## AANGELEVERDE GEGEVENS
________________________________________

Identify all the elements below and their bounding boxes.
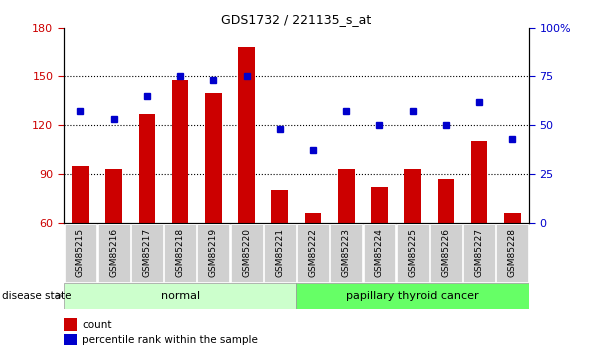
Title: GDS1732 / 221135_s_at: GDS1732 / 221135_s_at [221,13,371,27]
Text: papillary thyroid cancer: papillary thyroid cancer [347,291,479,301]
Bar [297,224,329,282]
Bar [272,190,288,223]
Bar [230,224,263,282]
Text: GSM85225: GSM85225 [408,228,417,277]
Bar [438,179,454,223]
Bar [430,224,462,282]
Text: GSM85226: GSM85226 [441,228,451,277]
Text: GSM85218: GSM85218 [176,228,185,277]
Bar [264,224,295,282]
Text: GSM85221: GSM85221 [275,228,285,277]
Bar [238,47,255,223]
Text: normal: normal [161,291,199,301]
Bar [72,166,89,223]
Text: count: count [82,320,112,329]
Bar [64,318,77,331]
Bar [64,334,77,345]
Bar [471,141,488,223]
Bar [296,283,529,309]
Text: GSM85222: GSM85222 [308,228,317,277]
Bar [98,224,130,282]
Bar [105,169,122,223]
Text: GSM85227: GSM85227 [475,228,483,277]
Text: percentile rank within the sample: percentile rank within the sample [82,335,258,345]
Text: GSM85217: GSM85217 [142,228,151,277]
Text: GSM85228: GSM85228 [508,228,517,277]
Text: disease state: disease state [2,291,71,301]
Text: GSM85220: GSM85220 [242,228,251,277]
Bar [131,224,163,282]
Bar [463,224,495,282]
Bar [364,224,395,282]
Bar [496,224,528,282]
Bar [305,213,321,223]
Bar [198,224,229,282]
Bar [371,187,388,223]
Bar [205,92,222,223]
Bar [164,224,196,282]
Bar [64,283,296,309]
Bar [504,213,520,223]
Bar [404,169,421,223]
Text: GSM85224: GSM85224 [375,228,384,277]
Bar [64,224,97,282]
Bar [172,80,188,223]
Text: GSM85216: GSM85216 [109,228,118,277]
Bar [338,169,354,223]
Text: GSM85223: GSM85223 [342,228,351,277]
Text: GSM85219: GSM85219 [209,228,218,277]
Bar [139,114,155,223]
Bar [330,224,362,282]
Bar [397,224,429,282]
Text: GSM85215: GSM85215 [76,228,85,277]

________________________________________

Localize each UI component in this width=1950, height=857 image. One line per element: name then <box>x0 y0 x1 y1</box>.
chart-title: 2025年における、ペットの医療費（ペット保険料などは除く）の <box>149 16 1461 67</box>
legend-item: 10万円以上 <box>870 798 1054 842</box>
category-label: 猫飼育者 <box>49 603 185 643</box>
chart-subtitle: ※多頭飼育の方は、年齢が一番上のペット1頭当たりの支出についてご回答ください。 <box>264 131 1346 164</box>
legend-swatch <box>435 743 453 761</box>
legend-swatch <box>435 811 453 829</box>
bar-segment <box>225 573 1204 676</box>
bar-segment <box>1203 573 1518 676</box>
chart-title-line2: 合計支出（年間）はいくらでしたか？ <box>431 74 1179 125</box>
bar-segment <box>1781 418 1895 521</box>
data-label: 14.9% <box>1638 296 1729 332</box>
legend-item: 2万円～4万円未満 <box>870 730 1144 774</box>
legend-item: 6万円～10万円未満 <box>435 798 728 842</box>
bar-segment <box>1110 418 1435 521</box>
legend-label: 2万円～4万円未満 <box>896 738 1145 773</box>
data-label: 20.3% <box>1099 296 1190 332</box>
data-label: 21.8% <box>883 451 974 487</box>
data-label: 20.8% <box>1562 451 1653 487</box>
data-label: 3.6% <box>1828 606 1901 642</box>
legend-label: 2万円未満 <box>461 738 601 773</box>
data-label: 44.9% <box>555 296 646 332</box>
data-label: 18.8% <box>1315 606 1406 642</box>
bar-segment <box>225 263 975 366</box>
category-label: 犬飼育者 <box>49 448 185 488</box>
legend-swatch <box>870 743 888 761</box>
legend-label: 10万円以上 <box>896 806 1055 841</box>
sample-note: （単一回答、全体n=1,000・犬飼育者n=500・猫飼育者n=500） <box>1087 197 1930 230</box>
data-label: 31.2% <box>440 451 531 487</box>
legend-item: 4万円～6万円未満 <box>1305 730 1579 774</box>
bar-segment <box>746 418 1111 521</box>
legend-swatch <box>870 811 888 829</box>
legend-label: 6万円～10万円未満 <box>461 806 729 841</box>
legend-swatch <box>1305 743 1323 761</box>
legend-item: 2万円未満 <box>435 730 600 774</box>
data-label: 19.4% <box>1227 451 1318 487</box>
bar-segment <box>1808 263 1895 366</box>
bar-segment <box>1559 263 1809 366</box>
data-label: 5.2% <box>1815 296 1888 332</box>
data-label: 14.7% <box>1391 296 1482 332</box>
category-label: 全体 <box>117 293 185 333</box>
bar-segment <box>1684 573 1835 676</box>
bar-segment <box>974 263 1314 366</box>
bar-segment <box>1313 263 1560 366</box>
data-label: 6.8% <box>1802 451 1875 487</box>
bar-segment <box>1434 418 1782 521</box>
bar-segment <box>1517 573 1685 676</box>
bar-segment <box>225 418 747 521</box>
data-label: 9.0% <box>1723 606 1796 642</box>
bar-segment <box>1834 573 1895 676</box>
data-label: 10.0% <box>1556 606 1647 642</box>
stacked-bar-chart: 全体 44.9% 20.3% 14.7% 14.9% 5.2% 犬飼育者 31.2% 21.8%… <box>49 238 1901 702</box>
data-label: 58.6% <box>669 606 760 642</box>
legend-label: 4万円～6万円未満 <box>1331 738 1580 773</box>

________________________________________

## OPDRACHT
Geef alle regels ongewijzigd terug, van de regel met "Localize each UI" tot en met de regel met "data-label: 20.8% <box>1562".

## ANTWOORD OP OPDRACHT
Localize each UI component in this width=1950, height=857 image. One line per element: name then <box>x0 y0 x1 y1</box>.
chart-title: 2025年における、ペットの医療費（ペット保険料などは除く）の <box>149 16 1461 67</box>
legend-item: 10万円以上 <box>870 798 1054 842</box>
category-label: 猫飼育者 <box>49 603 185 643</box>
chart-subtitle: ※多頭飼育の方は、年齢が一番上のペット1頭当たりの支出についてご回答ください。 <box>264 131 1346 164</box>
legend-swatch <box>435 743 453 761</box>
legend-swatch <box>435 811 453 829</box>
bar-segment <box>225 573 1204 676</box>
bar-segment <box>1203 573 1518 676</box>
chart-title-line2: 合計支出（年間）はいくらでしたか？ <box>431 74 1179 125</box>
bar-segment <box>1781 418 1895 521</box>
data-label: 14.9% <box>1638 296 1729 332</box>
legend-item: 2万円～4万円未満 <box>870 730 1144 774</box>
legend-item: 6万円～10万円未満 <box>435 798 728 842</box>
bar-segment <box>1110 418 1435 521</box>
legend-label: 2万円～4万円未満 <box>896 738 1145 773</box>
data-label: 20.3% <box>1099 296 1190 332</box>
data-label: 21.8% <box>883 451 974 487</box>
data-label: 20.8% <box>1562 451 1653 487</box>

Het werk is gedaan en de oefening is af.